### Given task
Copy out each line in the material below that has the word "precip".
— begin Data for the task —
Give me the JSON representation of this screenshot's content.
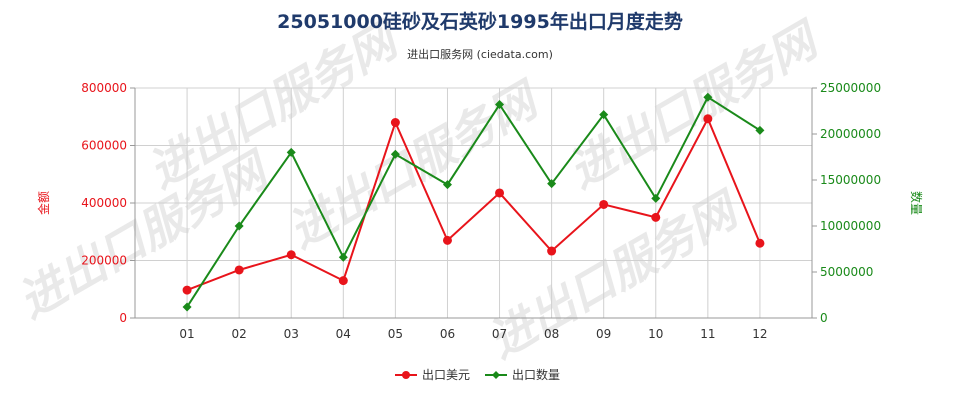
{
  "chart_data": {
    "type": "line",
    "title": "25051000硅砂及石英砂1995年出口月度走势",
    "subtitle": "进出口服务网 (ciedata.com)",
    "categories": [
      "01",
      "02",
      "03",
      "04",
      "05",
      "06",
      "07",
      "08",
      "09",
      "10",
      "11",
      "12"
    ],
    "left_axis": {
      "label": "金额",
      "range": [
        0,
        800000
      ],
      "ticks": [
        "0",
        "200000",
        "400000",
        "600000",
        "800000"
      ],
      "color": "#e8141b"
    },
    "right_axis": {
      "label": "数量",
      "range": [
        0,
        25000000
      ],
      "ticks": [
        "0",
        "5000000",
        "10000000",
        "15000000",
        "20000000",
        "25000000"
      ],
      "color": "#1a8a1a"
    },
    "series": [
      {
        "name": "出口美元",
        "axis": "left",
        "color": "#e8141b",
        "marker": "circle",
        "values": [
          97000,
          167000,
          220000,
          130000,
          680000,
          270000,
          435000,
          233000,
          395000,
          350000,
          693000,
          260000
        ]
      },
      {
        "name": "出口数量",
        "axis": "right",
        "color": "#1a8a1a",
        "marker": "diamond",
        "values": [
          1200000,
          10000000,
          18000000,
          6600000,
          17800000,
          14500000,
          23200000,
          14600000,
          22100000,
          13000000,
          24000000,
          20400000
        ]
      }
    ],
    "grid": true,
    "legend_position": "bottom-center",
    "watermark": "进出口服务网"
  }
}
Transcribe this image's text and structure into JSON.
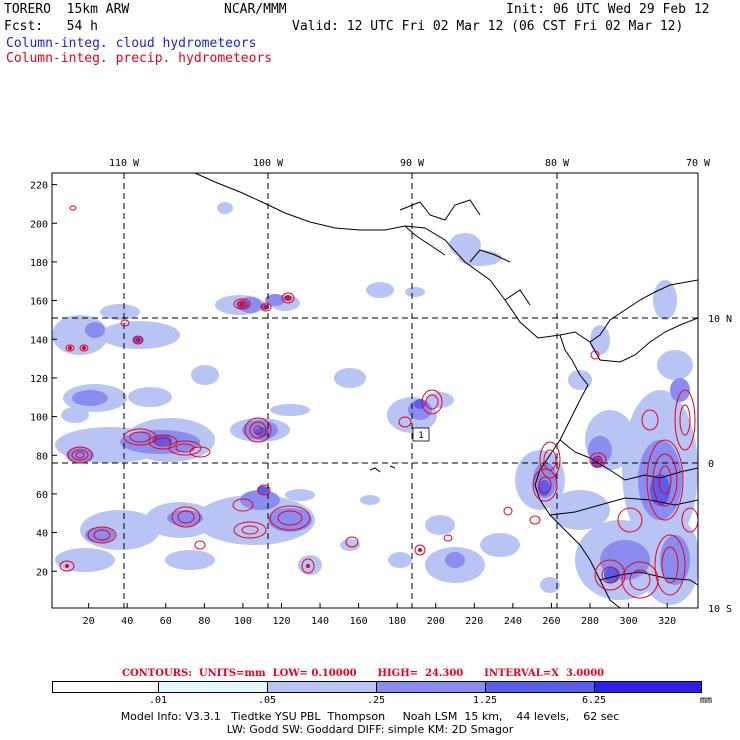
{
  "header": {
    "model": "TORERO  15km ARW",
    "org": "NCAR/MMM",
    "init": "Init: 06 UTC Wed 29 Feb 12",
    "fcst": "Fcst:   54 h",
    "valid": "Valid: 12 UTC Fri 02 Mar 12 (06 CST Fri 02 Mar 12)",
    "legend_cloud": "Column-integ. cloud hydrometeors",
    "legend_precip": "Column-integ. precip. hydrometeors"
  },
  "map": {
    "lon_labels": [
      "110 W",
      "100 W",
      "90 W",
      "80 W",
      "70 W"
    ],
    "lat_labels": [
      "10 N",
      "0",
      "10 S"
    ],
    "x_ticks": [
      "20",
      "40",
      "60",
      "80",
      "100",
      "120",
      "140",
      "160",
      "180",
      "200",
      "220",
      "240",
      "260",
      "280",
      "300",
      "320"
    ],
    "y_ticks": [
      "20",
      "40",
      "60",
      "80",
      "100",
      "120",
      "140",
      "160",
      "180",
      "200",
      "220"
    ],
    "contour_labels": [
      "1"
    ]
  },
  "contours_info": {
    "text": "CONTOURS:  UNITS=mm  LOW= 0.10000      HIGH=  24.300      INTERVAL=X  3.0000"
  },
  "colorbar": {
    "labels": [
      ".01",
      ".05",
      ".25",
      "1.25",
      "6.25"
    ],
    "units": "mm",
    "colors": [
      "#ffffff",
      "#e4f8fc",
      "#b8c4f4",
      "#8a8cf0",
      "#5a5cea",
      "#2d1ee8"
    ]
  },
  "footer": {
    "line1": "Model Info: V3.3.1   Tiedtke YSU PBL  Thompson     Noah LSM  15 km,    44 levels,    62 sec",
    "line2": "LW: Godd SW: Goddard DIFF: simple KM: 2D Smagor"
  },
  "colors": {
    "cloud_light": "#b8c4f4",
    "cloud_mid": "#8a8cf0",
    "cloud_dark": "#5a5cea",
    "precip": "#e8001e",
    "grid": "#000000"
  }
}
— end Data for the task —
### Full output
    "legend_precip": "Column-integ. precip. hydrometeors"
    "precip": "#e8001e",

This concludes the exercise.